_Goal of the exercise_: Each line that holds the word "Tổng" counts once; report the total and nothing else.

(Part of a data file)
····················

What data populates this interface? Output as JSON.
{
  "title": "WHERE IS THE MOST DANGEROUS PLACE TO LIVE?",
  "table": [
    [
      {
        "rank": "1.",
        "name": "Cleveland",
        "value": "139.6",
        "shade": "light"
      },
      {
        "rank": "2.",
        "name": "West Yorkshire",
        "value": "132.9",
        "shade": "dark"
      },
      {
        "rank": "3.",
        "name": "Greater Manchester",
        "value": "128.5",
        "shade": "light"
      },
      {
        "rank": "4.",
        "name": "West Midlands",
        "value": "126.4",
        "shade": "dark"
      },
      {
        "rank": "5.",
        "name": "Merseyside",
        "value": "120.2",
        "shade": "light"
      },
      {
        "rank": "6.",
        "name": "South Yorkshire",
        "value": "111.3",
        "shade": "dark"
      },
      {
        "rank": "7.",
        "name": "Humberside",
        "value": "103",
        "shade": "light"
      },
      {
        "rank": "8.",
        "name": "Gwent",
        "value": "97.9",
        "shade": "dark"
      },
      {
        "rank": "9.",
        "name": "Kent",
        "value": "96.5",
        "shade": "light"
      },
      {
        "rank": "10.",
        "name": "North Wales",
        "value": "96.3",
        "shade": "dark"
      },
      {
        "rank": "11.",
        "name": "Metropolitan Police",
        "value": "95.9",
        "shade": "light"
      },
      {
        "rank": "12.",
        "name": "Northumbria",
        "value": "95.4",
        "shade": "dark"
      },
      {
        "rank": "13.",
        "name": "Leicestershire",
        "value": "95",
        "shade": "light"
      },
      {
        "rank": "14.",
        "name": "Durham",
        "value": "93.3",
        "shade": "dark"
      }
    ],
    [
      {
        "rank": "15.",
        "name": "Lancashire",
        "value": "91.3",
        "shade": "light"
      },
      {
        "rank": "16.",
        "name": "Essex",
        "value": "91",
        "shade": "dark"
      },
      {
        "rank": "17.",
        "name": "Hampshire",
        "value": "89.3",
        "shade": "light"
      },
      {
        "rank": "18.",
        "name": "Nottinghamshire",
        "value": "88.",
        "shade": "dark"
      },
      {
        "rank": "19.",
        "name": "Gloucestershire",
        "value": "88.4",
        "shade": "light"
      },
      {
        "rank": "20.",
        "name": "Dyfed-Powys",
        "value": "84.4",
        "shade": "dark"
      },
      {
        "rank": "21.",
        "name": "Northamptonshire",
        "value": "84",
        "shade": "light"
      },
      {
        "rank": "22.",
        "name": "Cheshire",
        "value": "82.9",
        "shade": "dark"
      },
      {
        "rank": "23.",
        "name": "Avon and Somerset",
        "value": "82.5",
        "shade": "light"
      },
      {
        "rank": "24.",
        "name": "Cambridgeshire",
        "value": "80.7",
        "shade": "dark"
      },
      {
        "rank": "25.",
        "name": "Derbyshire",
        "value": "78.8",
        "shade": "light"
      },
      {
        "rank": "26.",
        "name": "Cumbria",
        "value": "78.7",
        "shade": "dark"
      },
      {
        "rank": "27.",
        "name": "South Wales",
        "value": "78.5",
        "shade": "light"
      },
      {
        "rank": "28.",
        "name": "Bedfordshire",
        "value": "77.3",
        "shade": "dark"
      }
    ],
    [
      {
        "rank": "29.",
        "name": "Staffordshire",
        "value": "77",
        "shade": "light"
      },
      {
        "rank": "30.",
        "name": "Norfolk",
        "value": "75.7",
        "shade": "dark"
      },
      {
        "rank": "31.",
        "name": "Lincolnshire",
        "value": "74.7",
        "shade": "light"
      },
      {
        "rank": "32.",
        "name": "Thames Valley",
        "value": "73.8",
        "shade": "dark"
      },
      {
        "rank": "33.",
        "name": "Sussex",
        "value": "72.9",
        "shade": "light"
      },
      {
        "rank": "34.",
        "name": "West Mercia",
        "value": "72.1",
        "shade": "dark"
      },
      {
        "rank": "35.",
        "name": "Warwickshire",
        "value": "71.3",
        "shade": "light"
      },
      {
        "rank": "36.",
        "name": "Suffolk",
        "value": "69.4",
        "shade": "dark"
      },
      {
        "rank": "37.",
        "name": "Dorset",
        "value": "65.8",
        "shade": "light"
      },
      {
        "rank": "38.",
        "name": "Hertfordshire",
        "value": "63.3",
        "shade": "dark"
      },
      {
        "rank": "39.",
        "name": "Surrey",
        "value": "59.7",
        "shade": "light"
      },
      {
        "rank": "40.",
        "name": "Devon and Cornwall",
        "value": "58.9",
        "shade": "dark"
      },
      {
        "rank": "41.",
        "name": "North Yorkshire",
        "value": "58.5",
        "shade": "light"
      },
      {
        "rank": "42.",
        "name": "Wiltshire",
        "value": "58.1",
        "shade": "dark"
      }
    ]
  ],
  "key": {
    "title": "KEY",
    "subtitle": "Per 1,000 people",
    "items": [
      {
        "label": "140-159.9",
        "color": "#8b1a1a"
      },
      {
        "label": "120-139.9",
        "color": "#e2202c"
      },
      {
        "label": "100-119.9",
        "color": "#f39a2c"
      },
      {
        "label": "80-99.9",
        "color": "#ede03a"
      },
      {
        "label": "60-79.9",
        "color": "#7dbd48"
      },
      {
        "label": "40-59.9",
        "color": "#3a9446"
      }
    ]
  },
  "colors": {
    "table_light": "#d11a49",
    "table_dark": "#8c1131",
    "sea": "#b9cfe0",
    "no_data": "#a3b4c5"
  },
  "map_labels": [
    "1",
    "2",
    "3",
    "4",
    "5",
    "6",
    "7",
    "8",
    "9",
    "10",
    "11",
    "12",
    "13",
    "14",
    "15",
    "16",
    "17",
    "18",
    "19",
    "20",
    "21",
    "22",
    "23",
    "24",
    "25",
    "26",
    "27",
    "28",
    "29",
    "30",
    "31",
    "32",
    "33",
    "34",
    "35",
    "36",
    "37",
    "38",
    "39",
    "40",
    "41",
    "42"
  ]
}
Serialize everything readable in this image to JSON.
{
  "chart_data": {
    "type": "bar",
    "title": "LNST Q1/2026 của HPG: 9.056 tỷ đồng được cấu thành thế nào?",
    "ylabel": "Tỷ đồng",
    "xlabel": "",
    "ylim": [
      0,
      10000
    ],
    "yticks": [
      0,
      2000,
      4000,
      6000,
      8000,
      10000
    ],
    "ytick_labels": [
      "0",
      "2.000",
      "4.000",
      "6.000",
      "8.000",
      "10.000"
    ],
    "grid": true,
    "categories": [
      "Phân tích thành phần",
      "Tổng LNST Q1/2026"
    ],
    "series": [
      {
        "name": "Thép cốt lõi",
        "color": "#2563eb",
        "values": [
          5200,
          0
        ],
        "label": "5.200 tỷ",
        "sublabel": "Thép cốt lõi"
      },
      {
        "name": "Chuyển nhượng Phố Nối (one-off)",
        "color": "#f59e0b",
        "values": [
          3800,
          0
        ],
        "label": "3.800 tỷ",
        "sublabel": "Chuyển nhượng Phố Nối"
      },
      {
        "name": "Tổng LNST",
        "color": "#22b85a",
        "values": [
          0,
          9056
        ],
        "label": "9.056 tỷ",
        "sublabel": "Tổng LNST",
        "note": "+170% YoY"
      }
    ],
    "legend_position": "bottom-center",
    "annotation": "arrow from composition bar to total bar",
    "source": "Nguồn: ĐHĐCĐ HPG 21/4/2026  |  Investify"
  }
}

····················

_Solution_: 3